● **WRITTEN EXERCISE**: Extract all lines containing "Дополнительные".

● **DATASET RECORDS**:
————————

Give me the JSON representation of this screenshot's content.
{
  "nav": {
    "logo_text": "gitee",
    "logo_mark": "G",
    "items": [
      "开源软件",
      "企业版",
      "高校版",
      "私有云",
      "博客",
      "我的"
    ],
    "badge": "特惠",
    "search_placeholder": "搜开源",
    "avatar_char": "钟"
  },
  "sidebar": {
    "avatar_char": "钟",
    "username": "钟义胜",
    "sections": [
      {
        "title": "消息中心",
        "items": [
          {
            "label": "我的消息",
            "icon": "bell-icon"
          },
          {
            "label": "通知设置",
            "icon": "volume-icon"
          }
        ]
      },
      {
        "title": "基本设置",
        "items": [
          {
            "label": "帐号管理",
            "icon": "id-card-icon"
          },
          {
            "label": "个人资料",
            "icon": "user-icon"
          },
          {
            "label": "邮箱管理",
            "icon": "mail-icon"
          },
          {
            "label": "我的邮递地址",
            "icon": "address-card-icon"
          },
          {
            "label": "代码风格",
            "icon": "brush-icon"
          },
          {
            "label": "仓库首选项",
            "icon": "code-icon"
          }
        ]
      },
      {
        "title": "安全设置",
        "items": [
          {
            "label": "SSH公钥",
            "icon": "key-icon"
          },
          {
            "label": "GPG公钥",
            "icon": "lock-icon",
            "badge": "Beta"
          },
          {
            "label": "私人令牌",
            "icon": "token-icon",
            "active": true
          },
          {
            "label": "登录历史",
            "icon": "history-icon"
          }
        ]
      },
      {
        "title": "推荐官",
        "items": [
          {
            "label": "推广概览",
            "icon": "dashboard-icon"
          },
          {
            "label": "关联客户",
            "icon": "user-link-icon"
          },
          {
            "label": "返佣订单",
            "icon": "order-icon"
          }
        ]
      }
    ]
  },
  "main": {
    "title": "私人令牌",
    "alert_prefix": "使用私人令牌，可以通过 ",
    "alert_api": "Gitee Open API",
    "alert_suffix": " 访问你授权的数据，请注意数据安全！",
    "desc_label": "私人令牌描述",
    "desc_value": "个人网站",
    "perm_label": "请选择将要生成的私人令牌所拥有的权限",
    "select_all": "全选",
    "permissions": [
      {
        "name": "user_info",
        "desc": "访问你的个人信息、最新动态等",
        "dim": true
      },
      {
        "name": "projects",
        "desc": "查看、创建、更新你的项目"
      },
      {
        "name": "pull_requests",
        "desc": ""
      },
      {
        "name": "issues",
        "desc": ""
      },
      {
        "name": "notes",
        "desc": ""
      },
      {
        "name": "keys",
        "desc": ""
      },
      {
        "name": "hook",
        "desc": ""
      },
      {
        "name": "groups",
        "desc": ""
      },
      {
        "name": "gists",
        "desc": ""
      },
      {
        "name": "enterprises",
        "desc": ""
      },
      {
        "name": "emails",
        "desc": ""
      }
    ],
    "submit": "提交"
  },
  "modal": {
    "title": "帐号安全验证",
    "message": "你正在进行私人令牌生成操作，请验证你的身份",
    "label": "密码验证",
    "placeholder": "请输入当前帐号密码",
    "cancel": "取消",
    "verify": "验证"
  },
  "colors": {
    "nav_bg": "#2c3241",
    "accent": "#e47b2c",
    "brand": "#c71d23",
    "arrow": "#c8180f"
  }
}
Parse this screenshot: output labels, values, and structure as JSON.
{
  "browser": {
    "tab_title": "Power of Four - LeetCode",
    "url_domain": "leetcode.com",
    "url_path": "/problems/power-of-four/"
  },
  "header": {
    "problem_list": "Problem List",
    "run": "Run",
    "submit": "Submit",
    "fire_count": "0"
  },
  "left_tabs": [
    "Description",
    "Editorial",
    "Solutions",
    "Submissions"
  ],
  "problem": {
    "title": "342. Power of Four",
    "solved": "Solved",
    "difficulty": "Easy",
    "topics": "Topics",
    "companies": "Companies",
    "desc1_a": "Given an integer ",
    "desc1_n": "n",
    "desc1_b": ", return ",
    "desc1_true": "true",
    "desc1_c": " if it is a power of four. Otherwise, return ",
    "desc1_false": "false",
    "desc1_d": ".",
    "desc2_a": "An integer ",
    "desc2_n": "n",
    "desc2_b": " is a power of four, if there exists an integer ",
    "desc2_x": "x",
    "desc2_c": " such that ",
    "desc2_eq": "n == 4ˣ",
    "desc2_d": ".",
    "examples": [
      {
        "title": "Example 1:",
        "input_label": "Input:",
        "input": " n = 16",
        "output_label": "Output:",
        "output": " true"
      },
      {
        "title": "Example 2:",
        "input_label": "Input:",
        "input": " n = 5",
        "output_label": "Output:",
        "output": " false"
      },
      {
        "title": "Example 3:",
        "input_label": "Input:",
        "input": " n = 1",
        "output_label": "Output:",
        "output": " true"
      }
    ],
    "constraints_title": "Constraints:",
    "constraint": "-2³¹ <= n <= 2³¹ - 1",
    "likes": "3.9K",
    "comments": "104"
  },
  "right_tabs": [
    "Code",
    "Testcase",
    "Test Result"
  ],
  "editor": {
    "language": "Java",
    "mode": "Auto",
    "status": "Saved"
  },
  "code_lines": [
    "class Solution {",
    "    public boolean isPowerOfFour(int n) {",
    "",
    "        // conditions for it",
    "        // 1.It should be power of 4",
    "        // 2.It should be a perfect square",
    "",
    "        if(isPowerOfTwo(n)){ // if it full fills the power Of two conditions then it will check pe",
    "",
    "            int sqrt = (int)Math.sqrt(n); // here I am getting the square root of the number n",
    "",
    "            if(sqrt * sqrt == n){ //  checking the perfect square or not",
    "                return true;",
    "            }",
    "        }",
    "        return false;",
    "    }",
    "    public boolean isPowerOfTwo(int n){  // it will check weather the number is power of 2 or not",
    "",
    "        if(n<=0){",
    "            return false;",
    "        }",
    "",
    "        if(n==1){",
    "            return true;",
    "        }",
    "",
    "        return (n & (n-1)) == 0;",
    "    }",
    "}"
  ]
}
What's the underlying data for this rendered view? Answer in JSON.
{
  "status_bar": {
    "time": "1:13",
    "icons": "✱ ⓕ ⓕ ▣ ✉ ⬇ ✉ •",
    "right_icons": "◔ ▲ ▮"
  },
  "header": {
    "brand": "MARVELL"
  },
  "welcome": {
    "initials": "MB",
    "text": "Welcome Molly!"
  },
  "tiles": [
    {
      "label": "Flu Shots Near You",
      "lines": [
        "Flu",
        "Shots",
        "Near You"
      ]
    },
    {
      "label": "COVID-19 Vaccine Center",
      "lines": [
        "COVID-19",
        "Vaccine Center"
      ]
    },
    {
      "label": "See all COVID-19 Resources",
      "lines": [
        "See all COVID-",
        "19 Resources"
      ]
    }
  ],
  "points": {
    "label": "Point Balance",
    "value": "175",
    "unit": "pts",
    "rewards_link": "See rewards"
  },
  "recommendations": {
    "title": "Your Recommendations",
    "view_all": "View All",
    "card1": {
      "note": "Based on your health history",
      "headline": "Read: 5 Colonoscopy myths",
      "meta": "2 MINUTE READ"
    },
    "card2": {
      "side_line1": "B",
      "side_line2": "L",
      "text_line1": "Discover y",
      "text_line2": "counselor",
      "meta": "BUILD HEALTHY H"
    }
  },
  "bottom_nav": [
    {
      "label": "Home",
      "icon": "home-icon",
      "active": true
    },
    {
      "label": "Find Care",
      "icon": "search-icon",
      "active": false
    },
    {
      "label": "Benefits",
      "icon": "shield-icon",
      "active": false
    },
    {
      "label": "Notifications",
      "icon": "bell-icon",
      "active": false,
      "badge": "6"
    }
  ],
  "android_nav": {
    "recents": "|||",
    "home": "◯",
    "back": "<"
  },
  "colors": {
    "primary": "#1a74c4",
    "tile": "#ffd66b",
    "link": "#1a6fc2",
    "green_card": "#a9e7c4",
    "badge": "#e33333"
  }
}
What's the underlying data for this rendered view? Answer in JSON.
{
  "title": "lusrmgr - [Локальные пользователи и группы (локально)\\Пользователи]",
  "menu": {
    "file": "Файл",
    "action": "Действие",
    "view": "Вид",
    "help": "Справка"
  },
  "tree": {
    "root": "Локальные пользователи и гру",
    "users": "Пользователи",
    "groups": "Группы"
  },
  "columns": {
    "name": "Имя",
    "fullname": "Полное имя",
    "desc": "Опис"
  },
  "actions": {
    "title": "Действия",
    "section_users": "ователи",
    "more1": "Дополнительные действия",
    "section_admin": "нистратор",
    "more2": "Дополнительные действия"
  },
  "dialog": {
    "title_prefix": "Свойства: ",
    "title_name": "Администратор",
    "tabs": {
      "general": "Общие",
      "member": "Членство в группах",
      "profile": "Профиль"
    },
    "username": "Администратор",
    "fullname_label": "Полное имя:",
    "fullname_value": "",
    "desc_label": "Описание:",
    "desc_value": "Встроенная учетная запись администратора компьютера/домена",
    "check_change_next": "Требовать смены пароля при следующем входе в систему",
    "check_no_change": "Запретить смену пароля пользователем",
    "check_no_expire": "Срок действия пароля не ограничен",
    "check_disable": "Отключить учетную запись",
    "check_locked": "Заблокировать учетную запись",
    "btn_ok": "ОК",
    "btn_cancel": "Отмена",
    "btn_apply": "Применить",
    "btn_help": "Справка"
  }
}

————————

● **RESULT**:
    "more1": "Дополнительные действия",
    "more2": "Дополнительные действия"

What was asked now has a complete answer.